> **Data items**
========================================================================

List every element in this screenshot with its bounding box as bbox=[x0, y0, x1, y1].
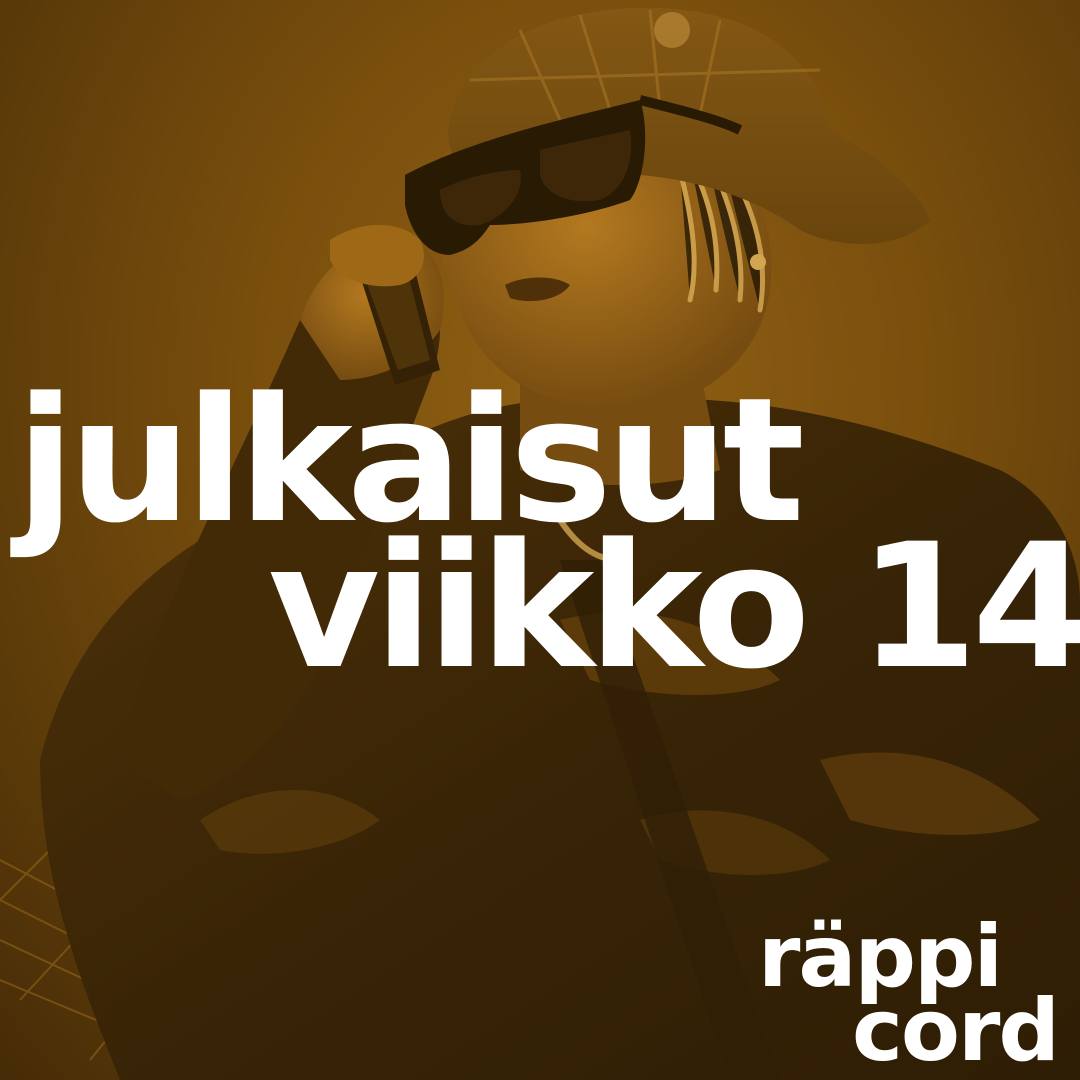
cover-poster: julkaisut viikko 14 räppi cord bbox=[0, 0, 1080, 1080]
headline: julkaisut viikko 14 bbox=[0, 375, 1080, 693]
brand-logo: räppi cord bbox=[758, 914, 1060, 1074]
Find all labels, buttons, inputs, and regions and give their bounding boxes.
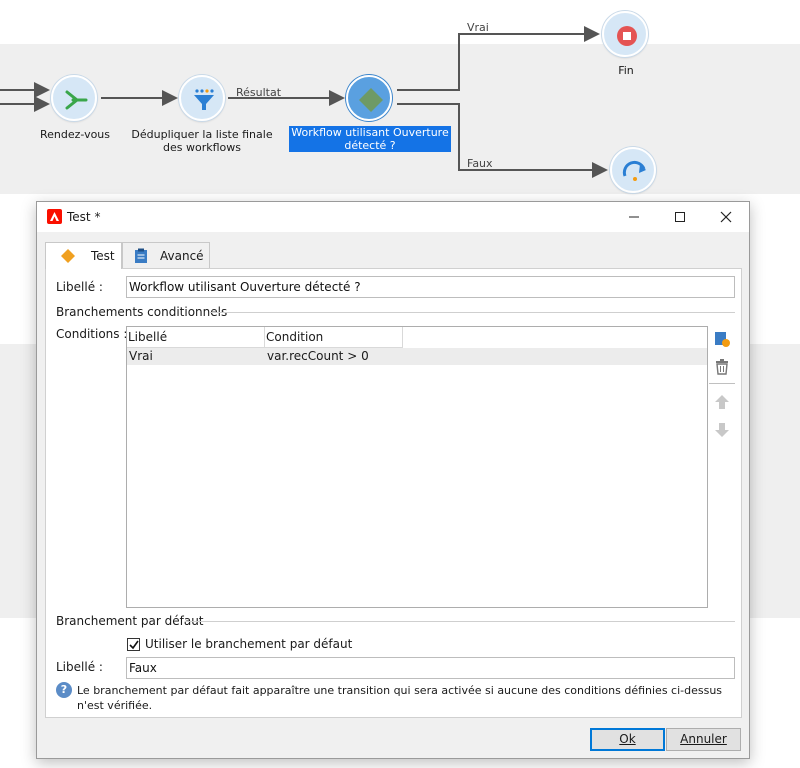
clipboard-icon bbox=[135, 248, 147, 263]
workflow-edges bbox=[0, 26, 608, 178]
close-button[interactable] bbox=[703, 202, 749, 232]
move-down-button[interactable] bbox=[713, 421, 731, 439]
fin-label: Fin bbox=[618, 64, 634, 77]
edge-label-resultat: Résultat bbox=[236, 86, 282, 99]
delete-condition-button[interactable] bbox=[713, 358, 731, 376]
dedup-label: Dédupliquer la liste finale des workflow… bbox=[131, 128, 273, 154]
tab-avance[interactable]: Avancé bbox=[122, 242, 210, 268]
grid-cell-libelle: Vrai bbox=[129, 349, 153, 363]
ok-button-label: Ok bbox=[619, 732, 636, 746]
arrow-down-icon bbox=[715, 423, 729, 437]
use-default-checkbox[interactable] bbox=[127, 638, 140, 651]
edge-vrai bbox=[397, 26, 600, 91]
question-icon: ? bbox=[56, 682, 72, 698]
ok-button[interactable]: Ok bbox=[590, 728, 665, 751]
close-icon bbox=[720, 211, 732, 223]
fin-node[interactable] bbox=[602, 11, 648, 57]
side-toolbar-separator bbox=[709, 383, 735, 384]
libelle-input[interactable]: Workflow utilisant Ouverture détecté ? bbox=[126, 276, 735, 298]
maximize-button[interactable] bbox=[657, 202, 703, 232]
redo-icon bbox=[622, 160, 646, 181]
edge-label-faux: Faux bbox=[467, 157, 493, 170]
rendez-vous-node[interactable] bbox=[51, 75, 97, 121]
add-icon bbox=[715, 332, 730, 347]
table-row[interactable]: Vrai var.recCount > 0 bbox=[127, 348, 707, 365]
default-libelle-label: Libellé : bbox=[56, 660, 103, 674]
add-condition-button[interactable] bbox=[713, 330, 731, 348]
tab-test-label: Test bbox=[91, 249, 115, 263]
info-text: Le branchement par défaut fait apparaîtr… bbox=[77, 684, 723, 712]
use-default-label[interactable]: Utiliser le branchement par défaut bbox=[145, 637, 352, 651]
tab-avance-label: Avancé bbox=[160, 249, 204, 263]
default-libelle-input[interactable]: Faux bbox=[126, 657, 735, 679]
diamond-icon bbox=[61, 249, 75, 263]
adobe-logo-icon bbox=[47, 209, 62, 224]
libelle-label: Libellé : bbox=[56, 280, 103, 294]
checkmark-icon bbox=[129, 640, 139, 650]
tab-test[interactable]: Test bbox=[45, 242, 122, 269]
minimize-button[interactable] bbox=[611, 202, 657, 232]
stop-icon bbox=[617, 26, 637, 46]
default-section-title: Branchement par défaut bbox=[56, 614, 204, 628]
edge-label-vrai: Vrai bbox=[467, 21, 489, 34]
maximize-icon bbox=[675, 212, 685, 222]
move-up-button[interactable] bbox=[713, 393, 731, 411]
dedup-node[interactable] bbox=[179, 75, 225, 121]
branches-section-title: Branchements conditionnels bbox=[56, 305, 228, 319]
cancel-button[interactable]: Annuler bbox=[666, 728, 741, 751]
trash-icon bbox=[716, 359, 728, 375]
branches-separator bbox=[209, 312, 735, 313]
test-dialog: Test * Test Avancé Libellé : Workflow ut… bbox=[36, 201, 750, 759]
funnel-icon bbox=[194, 89, 214, 110]
conditions-label: Conditions : bbox=[56, 327, 128, 341]
grid-header-condition[interactable]: Condition bbox=[265, 327, 403, 348]
title-bar[interactable]: Test * bbox=[37, 202, 749, 232]
jump-node[interactable] bbox=[610, 147, 656, 193]
cancel-button-label: Annuler bbox=[680, 732, 727, 746]
rendez-vous-label: Rendez-vous bbox=[39, 128, 111, 141]
dialog-title: Test * bbox=[67, 210, 101, 224]
test-node-label: Workflow utilisant Ouverture détecté ? bbox=[289, 126, 451, 152]
test-node[interactable] bbox=[346, 75, 392, 121]
conditions-grid[interactable]: Libellé Condition Vrai var.recCount > 0 bbox=[126, 326, 708, 608]
grid-header-libelle[interactable]: Libellé bbox=[127, 327, 265, 348]
grid-cell-condition: var.recCount > 0 bbox=[267, 349, 369, 363]
merge-icon bbox=[65, 90, 88, 110]
diamond-icon bbox=[359, 88, 383, 112]
default-separator bbox=[185, 621, 735, 622]
minimize-icon bbox=[629, 216, 639, 218]
arrow-up-icon bbox=[715, 395, 729, 409]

========================================================================

> **Directive**
Rewrite every line of the data items above as a Markdown table with the columns "No." and "Entry", numbering the rows and skipping blank lines. Leave the pictures out of the answer.

> **Result of this task**
| No. | Entry |
|---|---|
| 1 | List every element in this screenshot with its bounding box as bbox=[x0, y0, x1, y1]. |
| 2 | cover-poster: julkaisut viikko 14 räppi cord bbox=[0, 0, 1080, 1080] |
| 3 | headline: julkaisut viikko 14 bbox=[0, 375, 1080, 693] |
| 4 | brand-logo: räppi cord bbox=[758, 914, 1060, 1074] |
| 5 | Find all labels, buttons, inputs, and regions and give their bounding boxes. |
| 6 | clipboard-icon bbox=[135, 248, 147, 263] |
| 7 | workflow-edges bbox=[0, 26, 608, 178] |
| 8 | close-button[interactable] bbox=[703, 202, 749, 232] |
| 9 | move-down-button[interactable] bbox=[713, 421, 731, 439] |
| 10 | fin-label: Fin bbox=[618, 64, 634, 77] |
| 11 | edge-label-resultat: Résultat bbox=[236, 86, 282, 99] |
| 12 | delete-condition-button[interactable] bbox=[713, 358, 731, 376] |
| 13 | dedup-label: Dédupliquer la liste finale des workflow… bbox=[131, 128, 273, 154] |
| 14 | tab-avance[interactable]: Avancé bbox=[122, 242, 210, 268] |
| 15 | grid-cell-libelle: Vrai bbox=[129, 349, 153, 363] |
| 16 | ok-button-label: Ok bbox=[619, 732, 636, 746] |
| 17 | arrow-down-icon bbox=[715, 423, 729, 437] |
| 18 | use-default-checkbox[interactable] bbox=[127, 638, 140, 651] |
| 19 | edge-vrai bbox=[397, 26, 600, 91] |
| 20 | question-icon: ? bbox=[56, 682, 72, 698] |
| 21 | ok-button[interactable]: Ok bbox=[590, 728, 665, 751] |
| 22 | close-icon bbox=[720, 211, 732, 223] |
| 23 | fin-node[interactable] bbox=[602, 11, 648, 57] |
| 24 | side-toolbar-separator bbox=[709, 383, 735, 384] |
| 25 | libelle-input[interactable]: Workflow utilisant Ouverture détecté ? bbox=[126, 276, 735, 298] |
| 26 | maximize-button[interactable] bbox=[657, 202, 703, 232] |
| 27 | redo-icon bbox=[622, 160, 646, 181] |
| 28 | edge-label-faux: Faux bbox=[467, 157, 493, 170] |
| 29 | rendez-vous-node[interactable] bbox=[51, 75, 97, 121] |
| 30 | add-icon bbox=[715, 332, 730, 347] |
| 31 | table-row[interactable]: Vrai var.recCount > 0 bbox=[127, 348, 707, 365] |
| 32 | default-libelle-label: Libellé : bbox=[56, 660, 103, 674] |
| 33 | add-condition-button[interactable] bbox=[713, 330, 731, 348] |
| 34 | tab-test-label: Test bbox=[91, 249, 115, 263] |
| 35 | info-text: Le branchement par défaut fait apparaîtr… bbox=[77, 684, 723, 712] |
| 36 | use-default-label[interactable]: Utiliser le branchement par défaut bbox=[145, 637, 352, 651] |
| 37 | tab-avance-label: Avancé bbox=[160, 249, 204, 263] |
| 38 | default-libelle-input[interactable]: Faux bbox=[126, 657, 735, 679] |
| 39 | diamond-icon bbox=[61, 249, 75, 263] |
| 40 | adobe-logo-icon bbox=[47, 209, 62, 224] |
| 41 | libelle-label: Libellé : bbox=[56, 280, 103, 294] |
| 42 | checkmark-icon bbox=[129, 640, 139, 650] |
| 43 | tab-test[interactable]: Test bbox=[45, 242, 122, 269] |
| 44 | minimize-button[interactable] bbox=[611, 202, 657, 232] |
| 45 | stop-icon bbox=[617, 26, 637, 46] |
| 46 | default-section-title: Branchement par défaut bbox=[56, 614, 204, 628] |
| 47 | edge-label-vrai: Vrai bbox=[467, 21, 489, 34] |
| 48 | maximize-icon bbox=[675, 212, 685, 222] |
| 49 | move-up-button[interactable] bbox=[713, 393, 731, 411] |
| 50 | dedup-node[interactable] bbox=[179, 75, 225, 121] |
| 51 | branches-section-title: Branchements conditionnels bbox=[56, 305, 228, 319] |
| 52 | cancel-button[interactable]: Annuler bbox=[666, 728, 741, 751] |
| 53 | trash-icon bbox=[716, 359, 728, 375] |
| 54 | branches-separator bbox=[209, 312, 735, 313] |
| 55 | test-dialog: Test * Test Avancé Libellé : Workflow ut… bbox=[36, 201, 750, 759] |
| 56 | funnel-icon bbox=[194, 89, 214, 110] |
| 57 | conditions-label: Conditions : bbox=[56, 327, 128, 341] |
| 58 | grid-header-condition[interactable]: Condition bbox=[265, 327, 403, 348] |
| 59 | title-bar[interactable]: Test * bbox=[37, 202, 749, 232] |
| 60 | jump-node[interactable] bbox=[610, 147, 656, 193] |
| 61 | cancel-button-label: Annuler bbox=[680, 732, 727, 746] |
| 62 | rendez-vous-label: Rendez-vous bbox=[39, 128, 111, 141] |
| 63 | dialog-title: Test * bbox=[67, 210, 101, 224] |
| 64 | test-node-label: Workflow utilisant Ouverture détecté ? bbox=[289, 126, 451, 152] |
| 65 | test-node[interactable] bbox=[346, 75, 392, 121] |
| 66 | conditions-grid[interactable]: Libellé Condition Vrai var.recCount > 0 bbox=[126, 326, 708, 608] |
| 67 | grid-header-libelle[interactable]: Libellé bbox=[127, 327, 265, 348] |
| 68 | grid-cell-condition: var.recCount > 0 bbox=[267, 349, 369, 363] |
| 69 | merge-icon bbox=[65, 90, 88, 110] |
| 70 | diamond-icon bbox=[359, 88, 383, 112] |
| 71 | default-separator bbox=[185, 621, 735, 622] |
| 72 | minimize-icon bbox=[629, 216, 639, 218] |
| 73 | arrow-up-icon bbox=[715, 395, 729, 409] |